-- start of WORKING DATA --

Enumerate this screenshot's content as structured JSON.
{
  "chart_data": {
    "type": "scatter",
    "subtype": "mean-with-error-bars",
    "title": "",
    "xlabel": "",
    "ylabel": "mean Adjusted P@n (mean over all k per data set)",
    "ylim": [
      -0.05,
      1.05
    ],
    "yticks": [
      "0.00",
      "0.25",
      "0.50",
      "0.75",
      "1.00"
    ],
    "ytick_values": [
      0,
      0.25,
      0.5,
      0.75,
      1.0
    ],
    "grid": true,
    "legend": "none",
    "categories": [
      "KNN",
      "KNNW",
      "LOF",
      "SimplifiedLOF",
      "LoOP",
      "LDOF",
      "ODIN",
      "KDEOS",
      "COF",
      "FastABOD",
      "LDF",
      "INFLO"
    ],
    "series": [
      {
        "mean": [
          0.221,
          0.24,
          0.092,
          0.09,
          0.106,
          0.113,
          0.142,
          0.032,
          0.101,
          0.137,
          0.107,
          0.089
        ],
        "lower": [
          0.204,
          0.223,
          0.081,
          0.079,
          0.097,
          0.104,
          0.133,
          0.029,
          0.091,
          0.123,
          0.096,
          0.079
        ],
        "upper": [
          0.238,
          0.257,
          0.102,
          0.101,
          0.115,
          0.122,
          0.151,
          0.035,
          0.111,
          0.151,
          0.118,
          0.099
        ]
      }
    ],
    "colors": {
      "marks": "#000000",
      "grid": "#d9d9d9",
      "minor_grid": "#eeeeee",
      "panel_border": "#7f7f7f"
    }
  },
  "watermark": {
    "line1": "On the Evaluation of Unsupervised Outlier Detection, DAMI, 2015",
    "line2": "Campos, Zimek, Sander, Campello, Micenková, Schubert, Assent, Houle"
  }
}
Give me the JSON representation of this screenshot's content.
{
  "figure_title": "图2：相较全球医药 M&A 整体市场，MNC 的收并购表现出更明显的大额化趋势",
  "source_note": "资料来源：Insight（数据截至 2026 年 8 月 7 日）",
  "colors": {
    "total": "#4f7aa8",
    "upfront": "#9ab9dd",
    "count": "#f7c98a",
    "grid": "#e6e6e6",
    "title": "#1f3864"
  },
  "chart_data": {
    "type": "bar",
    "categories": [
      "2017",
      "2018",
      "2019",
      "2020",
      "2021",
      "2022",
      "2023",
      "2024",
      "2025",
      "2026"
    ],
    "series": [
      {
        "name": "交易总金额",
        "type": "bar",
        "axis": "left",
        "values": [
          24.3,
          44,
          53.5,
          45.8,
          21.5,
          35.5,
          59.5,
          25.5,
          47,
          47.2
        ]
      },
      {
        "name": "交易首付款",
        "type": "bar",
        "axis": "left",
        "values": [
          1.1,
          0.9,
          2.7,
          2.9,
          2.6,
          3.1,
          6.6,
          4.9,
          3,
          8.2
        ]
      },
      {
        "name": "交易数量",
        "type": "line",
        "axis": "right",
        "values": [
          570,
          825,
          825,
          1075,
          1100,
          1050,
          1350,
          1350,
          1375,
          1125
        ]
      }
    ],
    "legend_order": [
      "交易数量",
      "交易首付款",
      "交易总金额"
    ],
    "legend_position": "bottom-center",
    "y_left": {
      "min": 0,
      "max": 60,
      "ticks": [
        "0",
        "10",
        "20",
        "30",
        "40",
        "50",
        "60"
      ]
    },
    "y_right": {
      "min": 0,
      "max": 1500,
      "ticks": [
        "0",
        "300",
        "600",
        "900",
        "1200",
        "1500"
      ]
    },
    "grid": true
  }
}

-- end of WORKING DATA --

WHAT TO PRODUCE →
Word for word, quote all of the data above.

RIGHT ANSWER →
Enumerate this screenshot's content as structured JSON.
{
  "chart_data": {
    "type": "scatter",
    "subtype": "mean-with-error-bars",
    "title": "",
    "xlabel": "",
    "ylabel": "mean Adjusted P@n (mean over all k per data set)",
    "ylim": [
      -0.05,
      1.05
    ],
    "yticks": [
      "0.00",
      "0.25",
      "0.50",
      "0.75",
      "1.00"
    ],
    "ytick_values": [
      0,
      0.25,
      0.5,
      0.75,
      1.0
    ],
    "grid": true,
    "legend": "none",
    "categories": [
      "KNN",
      "KNNW",
      "LOF",
      "SimplifiedLOF",
      "LoOP",
      "LDOF",
      "ODIN",
      "KDEOS",
      "COF",
      "FastABOD",
      "LDF",
      "INFLO"
    ],
    "series": [
      {
        "mean": [
          0.221,
          0.24,
          0.092,
          0.09,
          0.106,
          0.113,
          0.142,
          0.032,
          0.101,
          0.137,
          0.107,
          0.089
        ],
        "lower": [
          0.204,
          0.223,
          0.081,
          0.079,
          0.097,
          0.104,
          0.133,
          0.029,
          0.091,
          0.123,
          0.096,
          0.079
        ],
        "upper": [
          0.238,
          0.257,
          0.102,
          0.101,
          0.115,
          0.122,
          0.151,
          0.035,
          0.111,
          0.151,
          0.118,
          0.099
        ]
      }
    ],
    "colors": {
      "marks": "#000000",
      "grid": "#d9d9d9",
      "minor_grid": "#eeeeee",
      "panel_border": "#7f7f7f"
    }
  },
  "watermark": {
    "line1": "On the Evaluation of Unsupervised Outlier Detection, DAMI, 2015",
    "line2": "Campos, Zimek, Sander, Campello, Micenková, Schubert, Assent, Houle"
  }
}
Give me the JSON representation of this screenshot's content.
{
  "figure_title": "图2：相较全球医药 M&A 整体市场，MNC 的收并购表现出更明显的大额化趋势",
  "source_note": "资料来源：Insight（数据截至 2026 年 8 月 7 日）",
  "colors": {
    "total": "#4f7aa8",
    "upfront": "#9ab9dd",
    "count": "#f7c98a",
    "grid": "#e6e6e6",
    "title": "#1f3864"
  },
  "chart_data": {
    "type": "bar",
    "categories": [
      "2017",
      "2018",
      "2019",
      "2020",
      "2021",
      "2022",
      "2023",
      "2024",
      "2025",
      "2026"
    ],
    "series": [
      {
        "name": "交易总金额",
        "type": "bar",
        "axis": "left",
        "values": [
          24.3,
          44,
          53.5,
          45.8,
          21.5,
          35.5,
          59.5,
          25.5,
          47,
          47.2
        ]
      },
      {
        "name": "交易首付款",
        "type": "bar",
        "axis": "left",
        "values": [
          1.1,
          0.9,
          2.7,
          2.9,
          2.6,
          3.1,
          6.6,
          4.9,
          3,
          8.2
        ]
      },
      {
        "name": "交易数量",
        "type": "line",
        "axis": "right",
        "values": [
          570,
          825,
          825,
          1075,
          1100,
          1050,
          1350,
          1350,
          1375,
          1125
        ]
      }
    ],
    "legend_order": [
      "交易数量",
      "交易首付款",
      "交易总金额"
    ],
    "legend_position": "bottom-center",
    "y_left": {
      "min": 0,
      "max": 60,
      "ticks": [
        "0",
        "10",
        "20",
        "30",
        "40",
        "50",
        "60"
      ]
    },
    "y_right": {
      "min": 0,
      "max": 1500,
      "ticks": [
        "0",
        "300",
        "600",
        "900",
        "1200",
        "1500"
      ]
    },
    "grid": true
  }
}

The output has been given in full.